- **WRITTEN TASK**: All lines holding the string "clips" are to be shown.
──────
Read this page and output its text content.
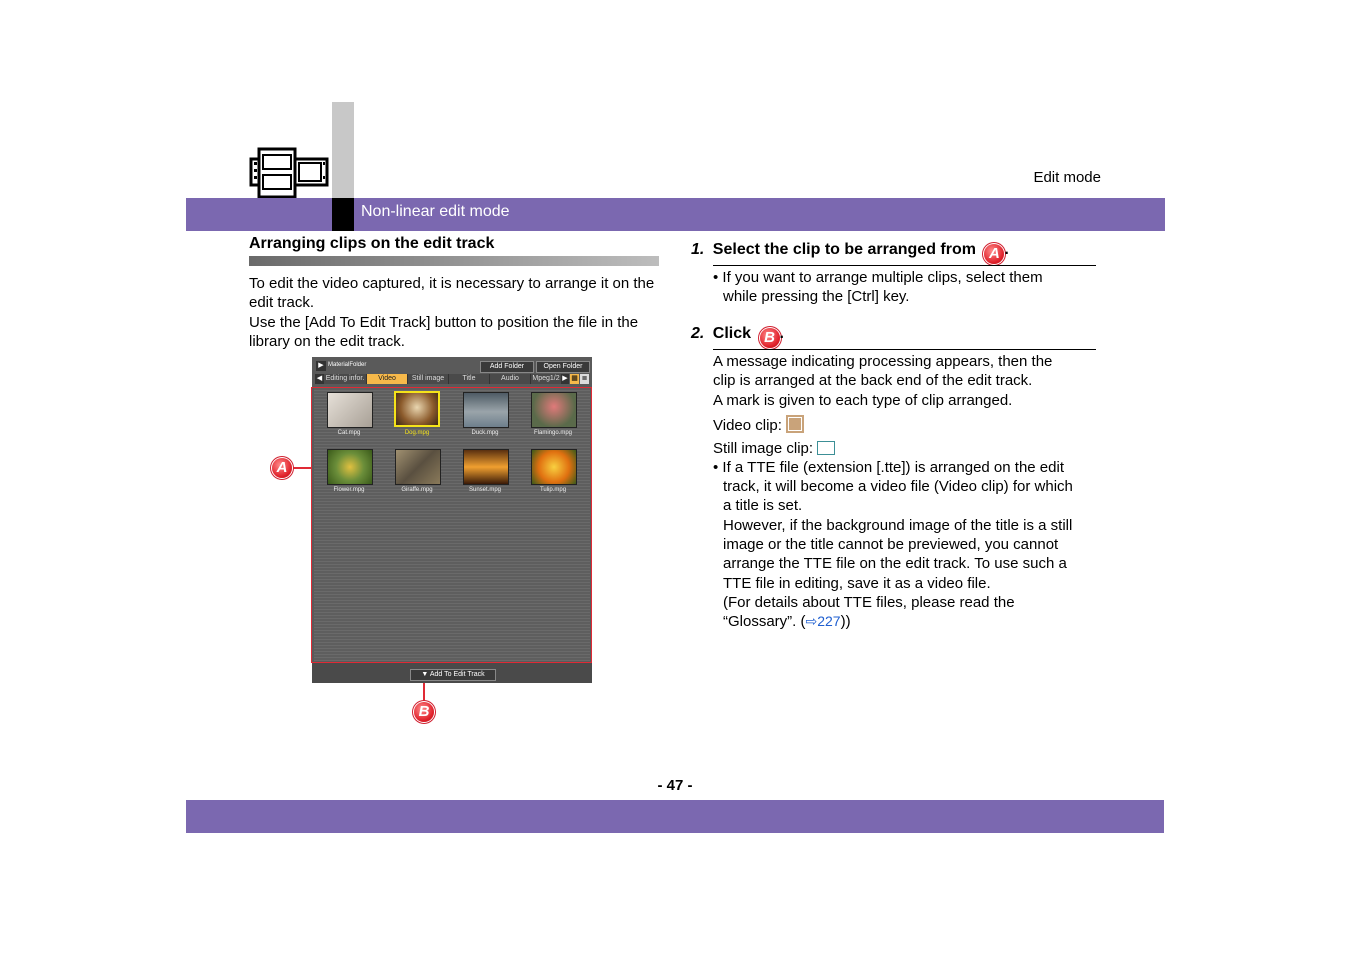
Edit mode
Non-linear edit mode
Arranging clips on the edit track
To edit the video captured, it is necessary to arrange it on the edit track.
Use the [Add To Edit Track] button to position the file in the library on the edit track.
▶ MaterialFolder	Add Folder	Open Folder
◀ Editing infor.	Video	Still image	Title	Audio	Mpeg1/2 ▶ ▦ ≣
Cat.mpg	Dog.mpg	Duck.mpg	Flamingo.mpg
Flower.mpg	Giraffe.mpg	Sunset.mpg	Tulip.mpg
▼ Add To Edit Track
A
B
1. Select the clip to be arranged from A .
• If you want to arrange multiple clips, select them
while pressing the [Ctrl] key.
2. Click B .
A message indicating processing appears, then the
clip is arranged at the back end of the edit track.
A mark is given to each type of clip arranged.
Video clip:
Still image clip:
• If a TTE file (extension [.tte]) is arranged on the edit
track, it will become a video file (Video clip) for which
a title is set.
However, if the background image of the title is a still
image or the title cannot be previewed, you cannot
arrange the TTE file on the edit track. To use such a
TTE file in editing, save it as a video file.
(For details about TTE files, please read the
“Glossary”. (⇨227))
- 47 -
──────
- **EXERCISE SOLUTION**:
Arranging clips on the edit track
• If you want to arrange multiple clips, select them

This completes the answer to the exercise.